Goal of the exercise:
Go through the listing and copy each line with the string "port".

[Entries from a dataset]
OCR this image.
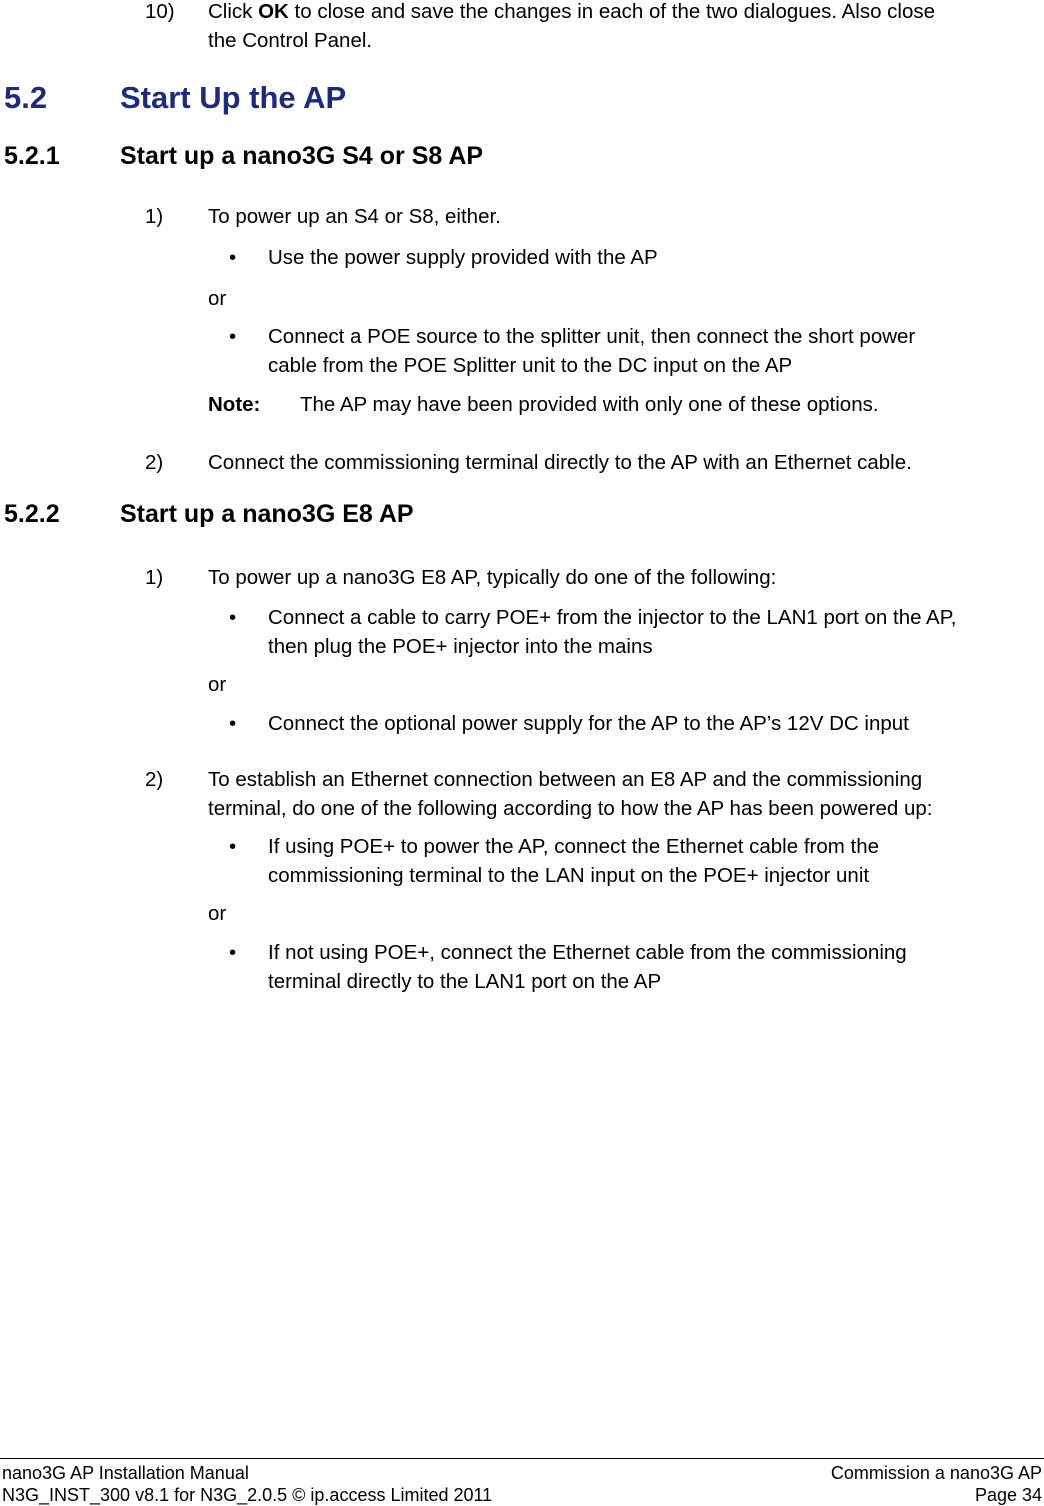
10) Click OK to close and save the changes in each of the two dialogues. Also close
the Control Panel.
5.2 Start Up the AP
5.2.1 Start up a nano3G S4 or S8 AP
1) To power up an S4 or S8, either.
• Use the power supply provided with the AP
or
• Connect a POE source to the splitter unit, then connect the short power
cable from the POE Splitter unit to the DC input on the AP
Note: The AP may have been provided with only one of these options.
2) Connect the commissioning terminal directly to the AP with an Ethernet cable.
5.2.2 Start up a nano3G E8 AP
1) To power up a nano3G E8 AP, typically do one of the following:
• Connect a cable to carry POE+ from the injector to the LAN1 port on the AP,
then plug the POE+ injector into the mains
or
• Connect the optional power supply for the AP to the AP’s 12V DC input
2) To establish an Ethernet connection between an E8 AP and the commissioning
terminal, do one of the following according to how the AP has been powered up:
• If using POE+ to power the AP, connect the Ethernet cable from the
commissioning terminal to the LAN input on the POE+ injector unit
or
• If not using POE+, connect the Ethernet cable from the commissioning
terminal directly to the LAN1 port on the AP
nano3G AP Installation Manual
N3G_INST_300 v8.1 for N3G_2.0.5 © ip.access Limited 2011
Commission a nano3G AP
Page 34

Expected answer:
• Connect a cable to carry POE+ from the injector to the LAN1 port on the AP,
terminal directly to the LAN1 port on the AP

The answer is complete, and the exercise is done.